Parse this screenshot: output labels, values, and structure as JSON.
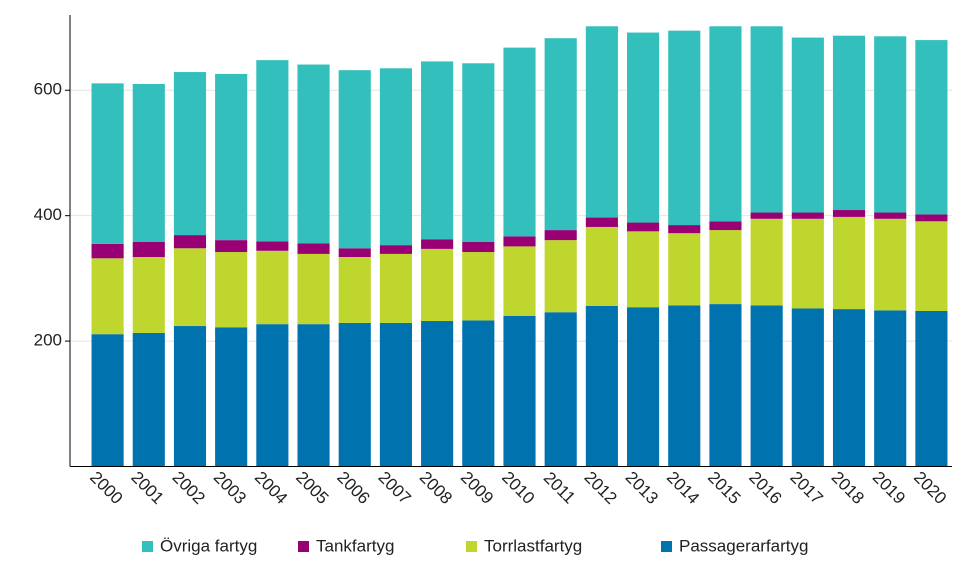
{
  "chart_data": {
    "type": "stacked_bar",
    "categories": [
      "2000",
      "2001",
      "2002",
      "2003",
      "2004",
      "2005",
      "2006",
      "2007",
      "2008",
      "2009",
      "2010",
      "2011",
      "2012",
      "2013",
      "2014",
      "2015",
      "2016",
      "2017",
      "2018",
      "2019",
      "2020"
    ],
    "series": [
      {
        "name": "Övriga fartyg",
        "color": "#33bfbb",
        "values": [
          256,
          252,
          260,
          265,
          289,
          285,
          284,
          282,
          284,
          285,
          301,
          306,
          305,
          303,
          310,
          311,
          297,
          279,
          278,
          281,
          278
        ]
      },
      {
        "name": "Tankfartyg",
        "color": "#990073",
        "values": [
          23,
          24,
          21,
          19,
          15,
          17,
          14,
          14,
          15,
          16,
          16,
          16,
          15,
          14,
          13,
          14,
          10,
          10,
          11,
          10,
          11
        ]
      },
      {
        "name": "Torrlastfartyg",
        "color": "#bfd62f",
        "values": [
          121,
          121,
          124,
          120,
          117,
          112,
          105,
          110,
          115,
          109,
          111,
          115,
          126,
          121,
          115,
          118,
          138,
          143,
          147,
          146,
          143
        ]
      },
      {
        "name": "Passagerarfartyg",
        "color": "#0072ae",
        "values": [
          211,
          213,
          224,
          222,
          227,
          227,
          229,
          229,
          232,
          233,
          240,
          246,
          256,
          254,
          257,
          259,
          257,
          252,
          251,
          249,
          248
        ]
      }
    ],
    "ylim": [
      0,
      720
    ],
    "yticks": [
      200,
      400,
      600
    ],
    "grid": true,
    "legend": "bottom"
  }
}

____________

WHAT THE EXERCISE ASKS:
Write out all the records again, exactly, minus any pictures.

OUTPUT:
Parse this screenshot: output labels, values, and structure as JSON.
{
  "chart_data": {
    "type": "stacked_bar",
    "categories": [
      "2000",
      "2001",
      "2002",
      "2003",
      "2004",
      "2005",
      "2006",
      "2007",
      "2008",
      "2009",
      "2010",
      "2011",
      "2012",
      "2013",
      "2014",
      "2015",
      "2016",
      "2017",
      "2018",
      "2019",
      "2020"
    ],
    "series": [
      {
        "name": "Övriga fartyg",
        "color": "#33bfbb",
        "values": [
          256,
          252,
          260,
          265,
          289,
          285,
          284,
          282,
          284,
          285,
          301,
          306,
          305,
          303,
          310,
          311,
          297,
          279,
          278,
          281,
          278
        ]
      },
      {
        "name": "Tankfartyg",
        "color": "#990073",
        "values": [
          23,
          24,
          21,
          19,
          15,
          17,
          14,
          14,
          15,
          16,
          16,
          16,
          15,
          14,
          13,
          14,
          10,
          10,
          11,
          10,
          11
        ]
      },
      {
        "name": "Torrlastfartyg",
        "color": "#bfd62f",
        "values": [
          121,
          121,
          124,
          120,
          117,
          112,
          105,
          110,
          115,
          109,
          111,
          115,
          126,
          121,
          115,
          118,
          138,
          143,
          147,
          146,
          143
        ]
      },
      {
        "name": "Passagerarfartyg",
        "color": "#0072ae",
        "values": [
          211,
          213,
          224,
          222,
          227,
          227,
          229,
          229,
          232,
          233,
          240,
          246,
          256,
          254,
          257,
          259,
          257,
          252,
          251,
          249,
          248
        ]
      }
    ],
    "ylim": [
      0,
      720
    ],
    "yticks": [
      200,
      400,
      600
    ],
    "grid": true,
    "legend": "bottom"
  }
}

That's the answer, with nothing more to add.